Please quote every line word for word.

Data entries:
▬▬▬
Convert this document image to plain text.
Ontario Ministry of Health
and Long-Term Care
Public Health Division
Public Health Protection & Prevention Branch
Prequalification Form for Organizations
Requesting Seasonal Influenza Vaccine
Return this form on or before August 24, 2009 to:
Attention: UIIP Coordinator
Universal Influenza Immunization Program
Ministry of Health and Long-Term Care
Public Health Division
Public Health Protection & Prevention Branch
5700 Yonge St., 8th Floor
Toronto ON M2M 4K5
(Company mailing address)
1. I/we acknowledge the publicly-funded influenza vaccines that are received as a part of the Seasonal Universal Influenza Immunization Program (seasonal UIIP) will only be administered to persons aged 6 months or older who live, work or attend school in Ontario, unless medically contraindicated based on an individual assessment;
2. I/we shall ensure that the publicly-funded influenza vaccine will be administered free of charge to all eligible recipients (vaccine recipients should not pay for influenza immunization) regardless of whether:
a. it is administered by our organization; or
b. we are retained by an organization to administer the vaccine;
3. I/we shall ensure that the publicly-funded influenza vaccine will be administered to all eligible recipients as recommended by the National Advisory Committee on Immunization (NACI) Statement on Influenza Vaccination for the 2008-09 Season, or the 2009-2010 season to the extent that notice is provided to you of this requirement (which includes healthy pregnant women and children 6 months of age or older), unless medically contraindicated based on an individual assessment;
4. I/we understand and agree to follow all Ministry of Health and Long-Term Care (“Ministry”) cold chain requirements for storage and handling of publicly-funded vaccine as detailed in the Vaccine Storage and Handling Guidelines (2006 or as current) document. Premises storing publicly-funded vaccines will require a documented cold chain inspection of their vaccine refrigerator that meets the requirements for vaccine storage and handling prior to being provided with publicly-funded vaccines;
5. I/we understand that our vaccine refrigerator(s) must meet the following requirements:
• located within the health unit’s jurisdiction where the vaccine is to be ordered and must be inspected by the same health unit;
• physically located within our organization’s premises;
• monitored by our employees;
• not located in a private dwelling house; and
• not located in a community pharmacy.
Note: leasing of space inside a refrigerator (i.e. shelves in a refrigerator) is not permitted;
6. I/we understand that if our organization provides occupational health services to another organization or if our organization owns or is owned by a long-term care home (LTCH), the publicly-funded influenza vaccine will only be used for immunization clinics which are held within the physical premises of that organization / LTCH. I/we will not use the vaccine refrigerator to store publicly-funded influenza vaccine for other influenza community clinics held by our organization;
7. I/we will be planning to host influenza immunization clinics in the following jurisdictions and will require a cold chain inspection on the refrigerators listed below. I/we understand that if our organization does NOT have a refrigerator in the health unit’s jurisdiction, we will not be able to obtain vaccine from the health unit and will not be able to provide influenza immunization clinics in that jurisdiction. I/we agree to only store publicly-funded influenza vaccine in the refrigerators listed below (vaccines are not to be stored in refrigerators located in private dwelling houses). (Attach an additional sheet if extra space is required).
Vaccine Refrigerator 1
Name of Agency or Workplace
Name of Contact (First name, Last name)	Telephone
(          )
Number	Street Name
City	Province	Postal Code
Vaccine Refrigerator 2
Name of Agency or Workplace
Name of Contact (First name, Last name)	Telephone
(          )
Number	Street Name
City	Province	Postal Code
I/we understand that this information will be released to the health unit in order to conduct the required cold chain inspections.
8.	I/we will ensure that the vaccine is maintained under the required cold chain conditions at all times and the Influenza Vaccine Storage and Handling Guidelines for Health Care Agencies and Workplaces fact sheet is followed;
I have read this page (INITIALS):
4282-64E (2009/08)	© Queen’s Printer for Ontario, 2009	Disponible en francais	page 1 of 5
▬▬▬
■ **Task response**:
Convert this document image to plain text.
Ontario Ministry of Health
and Long-Term Care
Public Health Division
Public Health Protection & Prevention Branch
Prequalification Form for Organizations
Requesting Seasonal Influenza Vaccine
Return this form on or before August 24, 2009 to:
Attention: UIIP Coordinator
Universal Influenza Immunization Program
Ministry of Health and Long-Term Care
Public Health Division
Public Health Protection & Prevention Branch
5700 Yonge St., 8th Floor
Toronto ON M2M 4K5
(Company mailing address)
1. I/we acknowledge the publicly-funded influenza vaccines that are received as a part of the Seasonal Universal Influenza Immunization Program (seasonal UIIP) will only be administered to persons aged 6 months or older who live, work or attend school in Ontario, unless medically contraindicated based on an individual assessment;
2. I/we shall ensure that the publicly-funded influenza vaccine will be administered free of charge to all eligible recipients (vaccine recipients should not pay for influenza immunization) regardless of whether:
a. it is administered by our organization; or
b. we are retained by an organization to administer the vaccine;
3. I/we shall ensure that the publicly-funded influenza vaccine will be administered to all eligible recipients as recommended by the National Advisory Committee on Immunization (NACI) Statement on Influenza Vaccination for the 2008-09 Season, or the 2009-2010 season to the extent that notice is provided to you of this requirement (which includes healthy pregnant women and children 6 months of age or older), unless medically contraindicated based on an individual assessment;
4. I/we understand and agree to follow all Ministry of Health and Long-Term Care (“Ministry”) cold chain requirements for storage and handling of publicly-funded vaccine as detailed in the Vaccine Storage and Handling Guidelines (2006 or as current) document. Premises storing publicly-funded vaccines will require a documented cold chain inspection of their vaccine refrigerator that meets the requirements for vaccine storage and handling prior to being provided with publicly-funded vaccines;
5. I/we understand that our vaccine refrigerator(s) must meet the following requirements:
• located within the health unit’s jurisdiction where the vaccine is to be ordered and must be inspected by the same health unit;
• physically located within our organization’s premises;
• monitored by our employees;
• not located in a private dwelling house; and
• not located in a community pharmacy.
Note: leasing of space inside a refrigerator (i.e. shelves in a refrigerator) is not permitted;
6. I/we understand that if our organization provides occupational health services to another organization or if our organization owns or is owned by a long-term care home (LTCH), the publicly-funded influenza vaccine will only be used for immunization clinics which are held within the physical premises of that organization / LTCH. I/we will not use the vaccine refrigerator to store publicly-funded influenza vaccine for other influenza community clinics held by our organization;
7. I/we will be planning to host influenza immunization clinics in the following jurisdictions and will require a cold chain inspection on the refrigerators listed below. I/we understand that if our organization does NOT have a refrigerator in the health unit’s jurisdiction, we will not be able to obtain vaccine from the health unit and will not be able to provide influenza immunization clinics in that jurisdiction. I/we agree to only store publicly-funded influenza vaccine in the refrigerators listed below (vaccines are not to be stored in refrigerators located in private dwelling houses). (Attach an additional sheet if extra space is required).
Vaccine Refrigerator 1
Name of Agency or Workplace
Name of Contact (First name, Last name)	Telephone
(          )
Number	Street Name
City	Province	Postal Code
Vaccine Refrigerator 2
Name of Agency or Workplace
Name of Contact (First name, Last name)	Telephone
(          )
Number	Street Name
City	Province	Postal Code
I/we understand that this information will be released to the health unit in order to conduct the required cold chain inspections.
8.	I/we will ensure that the vaccine is maintained under the required cold chain conditions at all times and the Influenza Vaccine Storage and Handling Guidelines for Health Care Agencies and Workplaces fact sheet is followed;
I have read this page (INITIALS):
4282-64E (2009/08)	© Queen’s Printer for Ontario, 2009	Disponible en francais	page 1 of 5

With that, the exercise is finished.